§ Problem details:
Write out the entries verbatim and leave the images out of the copy.

§ Raw records:
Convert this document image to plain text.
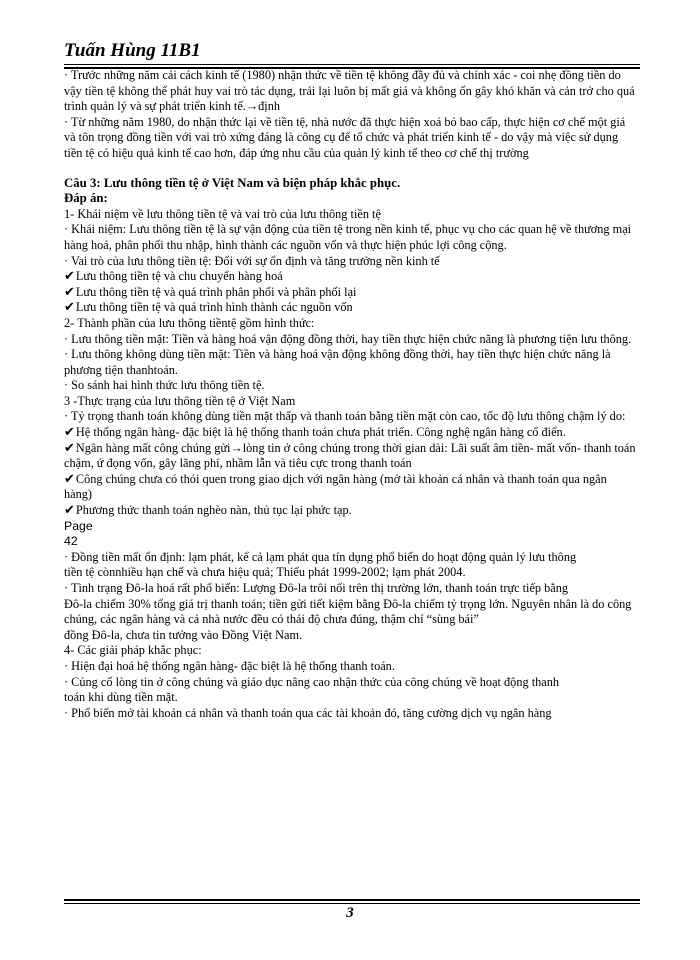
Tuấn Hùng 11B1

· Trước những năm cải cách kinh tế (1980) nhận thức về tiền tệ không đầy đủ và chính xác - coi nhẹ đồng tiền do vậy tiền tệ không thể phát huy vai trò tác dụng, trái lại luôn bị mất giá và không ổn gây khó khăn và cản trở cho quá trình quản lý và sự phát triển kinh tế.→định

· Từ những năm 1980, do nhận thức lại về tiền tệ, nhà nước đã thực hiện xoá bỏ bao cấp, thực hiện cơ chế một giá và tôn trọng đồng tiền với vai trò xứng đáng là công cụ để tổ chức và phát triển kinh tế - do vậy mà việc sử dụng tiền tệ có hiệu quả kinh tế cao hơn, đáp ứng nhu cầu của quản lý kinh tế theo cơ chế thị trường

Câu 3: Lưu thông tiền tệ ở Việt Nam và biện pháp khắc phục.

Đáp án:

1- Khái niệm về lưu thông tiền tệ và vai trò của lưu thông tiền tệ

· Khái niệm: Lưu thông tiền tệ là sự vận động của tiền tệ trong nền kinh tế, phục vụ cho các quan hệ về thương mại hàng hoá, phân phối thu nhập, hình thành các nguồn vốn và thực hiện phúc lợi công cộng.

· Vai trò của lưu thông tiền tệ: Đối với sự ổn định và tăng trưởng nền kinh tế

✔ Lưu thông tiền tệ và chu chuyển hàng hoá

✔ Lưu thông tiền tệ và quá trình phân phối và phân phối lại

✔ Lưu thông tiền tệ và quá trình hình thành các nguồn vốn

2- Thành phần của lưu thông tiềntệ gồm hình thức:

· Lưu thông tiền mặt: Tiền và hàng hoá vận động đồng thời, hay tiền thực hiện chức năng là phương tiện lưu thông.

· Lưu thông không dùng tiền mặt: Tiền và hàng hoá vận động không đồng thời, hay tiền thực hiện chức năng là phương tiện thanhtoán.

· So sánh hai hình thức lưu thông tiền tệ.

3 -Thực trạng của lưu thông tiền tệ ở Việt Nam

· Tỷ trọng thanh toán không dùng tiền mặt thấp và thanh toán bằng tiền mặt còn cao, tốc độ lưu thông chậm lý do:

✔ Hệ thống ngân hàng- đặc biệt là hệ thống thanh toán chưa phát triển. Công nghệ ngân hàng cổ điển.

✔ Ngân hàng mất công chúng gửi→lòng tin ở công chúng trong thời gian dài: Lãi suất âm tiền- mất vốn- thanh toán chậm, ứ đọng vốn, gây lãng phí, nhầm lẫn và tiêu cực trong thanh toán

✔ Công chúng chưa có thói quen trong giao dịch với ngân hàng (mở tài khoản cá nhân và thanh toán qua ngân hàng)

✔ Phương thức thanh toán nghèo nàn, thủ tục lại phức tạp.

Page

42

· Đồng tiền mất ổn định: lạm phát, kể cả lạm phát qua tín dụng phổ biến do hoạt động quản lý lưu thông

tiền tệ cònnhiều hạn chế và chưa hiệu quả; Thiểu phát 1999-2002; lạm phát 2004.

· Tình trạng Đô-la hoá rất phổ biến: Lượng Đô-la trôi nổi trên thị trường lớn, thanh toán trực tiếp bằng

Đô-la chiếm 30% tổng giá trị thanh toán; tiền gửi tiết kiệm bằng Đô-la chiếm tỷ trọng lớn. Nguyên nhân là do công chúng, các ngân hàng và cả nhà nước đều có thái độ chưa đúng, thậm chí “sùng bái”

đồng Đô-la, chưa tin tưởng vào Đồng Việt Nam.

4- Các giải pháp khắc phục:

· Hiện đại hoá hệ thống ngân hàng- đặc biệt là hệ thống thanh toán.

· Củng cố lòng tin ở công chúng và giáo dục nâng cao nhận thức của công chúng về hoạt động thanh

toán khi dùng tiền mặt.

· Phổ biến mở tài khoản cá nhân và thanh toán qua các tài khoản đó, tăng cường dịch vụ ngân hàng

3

§ Final result:
Convert this document image to plain text.
Tuấn Hùng 11B1

· Trước những năm cải cách kinh tế (1980) nhận thức về tiền tệ không đầy đủ và chính xác - coi nhẹ đồng tiền do vậy tiền tệ không thể phát huy vai trò tác dụng, trái lại luôn bị mất giá và không ổn gây khó khăn và cản trở cho quá trình quản lý và sự phát triển kinh tế.→định

· Từ những năm 1980, do nhận thức lại về tiền tệ, nhà nước đã thực hiện xoá bỏ bao cấp, thực hiện cơ chế một giá và tôn trọng đồng tiền với vai trò xứng đáng là công cụ để tổ chức và phát triển kinh tế - do vậy mà việc sử dụng tiền tệ có hiệu quả kinh tế cao hơn, đáp ứng nhu cầu của quản lý kinh tế theo cơ chế thị trường

Câu 3: Lưu thông tiền tệ ở Việt Nam và biện pháp khắc phục.

Đáp án:

1- Khái niệm về lưu thông tiền tệ và vai trò của lưu thông tiền tệ

· Khái niệm: Lưu thông tiền tệ là sự vận động của tiền tệ trong nền kinh tế, phục vụ cho các quan hệ về thương mại hàng hoá, phân phối thu nhập, hình thành các nguồn vốn và thực hiện phúc lợi công cộng.

· Vai trò của lưu thông tiền tệ: Đối với sự ổn định và tăng trưởng nền kinh tế

✔ Lưu thông tiền tệ và chu chuyển hàng hoá

✔ Lưu thông tiền tệ và quá trình phân phối và phân phối lại

✔ Lưu thông tiền tệ và quá trình hình thành các nguồn vốn

2- Thành phần của lưu thông tiềntệ gồm hình thức:

· Lưu thông tiền mặt: Tiền và hàng hoá vận động đồng thời, hay tiền thực hiện chức năng là phương tiện lưu thông.

· Lưu thông không dùng tiền mặt: Tiền và hàng hoá vận động không đồng thời, hay tiền thực hiện chức năng là phương tiện thanhtoán.

· So sánh hai hình thức lưu thông tiền tệ.

3 -Thực trạng của lưu thông tiền tệ ở Việt Nam

· Tỷ trọng thanh toán không dùng tiền mặt thấp và thanh toán bằng tiền mặt còn cao, tốc độ lưu thông chậm lý do:

✔ Hệ thống ngân hàng- đặc biệt là hệ thống thanh toán chưa phát triển. Công nghệ ngân hàng cổ điển.

✔ Ngân hàng mất công chúng gửi→lòng tin ở công chúng trong thời gian dài: Lãi suất âm tiền- mất vốn- thanh toán chậm, ứ đọng vốn, gây lãng phí, nhầm lẫn và tiêu cực trong thanh toán

✔ Công chúng chưa có thói quen trong giao dịch với ngân hàng (mở tài khoản cá nhân và thanh toán qua ngân hàng)

✔ Phương thức thanh toán nghèo nàn, thủ tục lại phức tạp.

Page

42

· Đồng tiền mất ổn định: lạm phát, kể cả lạm phát qua tín dụng phổ biến do hoạt động quản lý lưu thông

tiền tệ cònnhiều hạn chế và chưa hiệu quả; Thiểu phát 1999-2002; lạm phát 2004.

· Tình trạng Đô-la hoá rất phổ biến: Lượng Đô-la trôi nổi trên thị trường lớn, thanh toán trực tiếp bằng

Đô-la chiếm 30% tổng giá trị thanh toán; tiền gửi tiết kiệm bằng Đô-la chiếm tỷ trọng lớn. Nguyên nhân là do công chúng, các ngân hàng và cả nhà nước đều có thái độ chưa đúng, thậm chí “sùng bái”

đồng Đô-la, chưa tin tưởng vào Đồng Việt Nam.

4- Các giải pháp khắc phục:

· Hiện đại hoá hệ thống ngân hàng- đặc biệt là hệ thống thanh toán.

· Củng cố lòng tin ở công chúng và giáo dục nâng cao nhận thức của công chúng về hoạt động thanh

toán khi dùng tiền mặt.

· Phổ biến mở tài khoản cá nhân và thanh toán qua các tài khoản đó, tăng cường dịch vụ ngân hàng

3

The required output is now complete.